Identify each line in the items below that contains the string "fastening" with matching case, and copy those lines.

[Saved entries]
--- --- ---

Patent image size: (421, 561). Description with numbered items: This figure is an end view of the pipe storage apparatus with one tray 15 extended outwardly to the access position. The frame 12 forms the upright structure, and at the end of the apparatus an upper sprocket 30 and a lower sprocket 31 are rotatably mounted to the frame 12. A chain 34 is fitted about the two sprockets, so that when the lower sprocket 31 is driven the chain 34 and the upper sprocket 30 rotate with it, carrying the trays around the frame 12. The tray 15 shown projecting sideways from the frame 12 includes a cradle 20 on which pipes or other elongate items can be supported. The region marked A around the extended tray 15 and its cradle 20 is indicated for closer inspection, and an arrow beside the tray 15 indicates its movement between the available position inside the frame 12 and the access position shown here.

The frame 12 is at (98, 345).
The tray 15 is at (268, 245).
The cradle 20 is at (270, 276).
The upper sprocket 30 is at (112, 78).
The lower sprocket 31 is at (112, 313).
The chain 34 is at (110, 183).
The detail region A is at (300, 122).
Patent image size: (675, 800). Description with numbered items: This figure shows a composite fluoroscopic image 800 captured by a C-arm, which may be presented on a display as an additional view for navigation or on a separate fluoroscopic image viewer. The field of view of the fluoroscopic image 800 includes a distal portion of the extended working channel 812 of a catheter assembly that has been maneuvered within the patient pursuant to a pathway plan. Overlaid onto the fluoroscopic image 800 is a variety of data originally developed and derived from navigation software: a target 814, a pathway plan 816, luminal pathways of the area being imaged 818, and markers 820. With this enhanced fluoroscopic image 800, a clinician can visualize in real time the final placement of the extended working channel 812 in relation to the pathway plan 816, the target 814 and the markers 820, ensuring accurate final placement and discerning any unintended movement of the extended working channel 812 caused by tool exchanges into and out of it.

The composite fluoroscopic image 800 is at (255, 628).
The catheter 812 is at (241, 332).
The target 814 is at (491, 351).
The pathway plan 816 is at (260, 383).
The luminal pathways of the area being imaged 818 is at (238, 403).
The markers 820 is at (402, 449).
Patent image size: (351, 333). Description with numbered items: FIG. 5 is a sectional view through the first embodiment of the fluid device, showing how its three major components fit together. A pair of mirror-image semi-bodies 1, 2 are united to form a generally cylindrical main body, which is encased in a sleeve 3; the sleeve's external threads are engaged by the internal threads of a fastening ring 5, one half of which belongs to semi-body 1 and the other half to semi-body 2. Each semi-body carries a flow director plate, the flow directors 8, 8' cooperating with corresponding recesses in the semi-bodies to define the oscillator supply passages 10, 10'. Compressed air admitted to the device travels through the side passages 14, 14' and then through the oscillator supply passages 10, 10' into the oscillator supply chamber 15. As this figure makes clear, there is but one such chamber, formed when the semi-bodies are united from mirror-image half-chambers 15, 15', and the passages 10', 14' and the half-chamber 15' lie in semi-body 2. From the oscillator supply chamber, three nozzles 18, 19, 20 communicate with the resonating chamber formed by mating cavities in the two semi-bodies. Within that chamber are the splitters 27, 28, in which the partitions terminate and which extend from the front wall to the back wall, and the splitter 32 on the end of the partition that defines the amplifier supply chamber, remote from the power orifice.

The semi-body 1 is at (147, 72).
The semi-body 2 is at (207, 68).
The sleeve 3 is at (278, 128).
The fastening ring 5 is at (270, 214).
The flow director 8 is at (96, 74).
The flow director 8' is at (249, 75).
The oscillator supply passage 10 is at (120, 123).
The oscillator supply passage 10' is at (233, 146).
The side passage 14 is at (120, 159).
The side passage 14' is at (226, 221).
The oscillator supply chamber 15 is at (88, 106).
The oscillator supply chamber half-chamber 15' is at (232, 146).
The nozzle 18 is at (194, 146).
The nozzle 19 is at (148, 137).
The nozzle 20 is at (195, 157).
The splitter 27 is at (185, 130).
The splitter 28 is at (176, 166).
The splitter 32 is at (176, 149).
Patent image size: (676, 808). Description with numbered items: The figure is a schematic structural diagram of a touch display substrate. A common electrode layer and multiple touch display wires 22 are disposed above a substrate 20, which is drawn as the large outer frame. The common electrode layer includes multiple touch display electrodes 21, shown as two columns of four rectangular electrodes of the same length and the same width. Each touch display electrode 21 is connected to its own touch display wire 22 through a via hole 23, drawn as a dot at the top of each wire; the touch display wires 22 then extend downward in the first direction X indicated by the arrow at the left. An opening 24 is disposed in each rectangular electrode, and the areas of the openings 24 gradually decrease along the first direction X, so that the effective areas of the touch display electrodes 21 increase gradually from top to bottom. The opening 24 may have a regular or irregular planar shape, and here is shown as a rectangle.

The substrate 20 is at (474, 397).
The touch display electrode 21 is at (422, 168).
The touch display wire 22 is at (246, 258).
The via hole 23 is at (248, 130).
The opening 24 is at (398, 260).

--- --- ---

**The answer**
Patent image size: (351, 333). Description with numbered items: FIG. 5 is a sectional view through the first embodiment of the fluid device, showing how its three major components fit together. A pair of mirror-image semi-bodies 1, 2 are united to form a generally cylindrical main body, which is encased in a sleeve 3; the sleeve's external threads are engaged by the internal threads of a fastening ring 5, one half of which belongs to semi-body 1 and the other half to semi-body 2. Each semi-body carries a flow director plate, the flow directors 8, 8' cooperating with corresponding recesses in the semi-bodies to define the oscillator supply passages 10, 10'. Compressed air admitted to the device travels through the side passages 14, 14' and then through the oscillator supply passages 10, 10' into the oscillator supply chamber 15. As this figure makes clear, there is but one such chamber, formed when the semi-bodies are united from mirror-image half-chambers 15, 15', and the passages 10', 14' and the half-chamber 15' lie in semi-body 2. From the oscillator supply chamber, three nozzles 18, 19, 20 communicate with the resonating chamber formed by mating cavities in the two semi-bodies. Within that chamber are the splitters 27, 28, in which the partitions terminate and which extend from the front wall to the back wall, and the splitter 32 on the end of the partition that defines the amplifier supply chamber, remote from the power orifice.
The fastening ring 5 is at (270, 214).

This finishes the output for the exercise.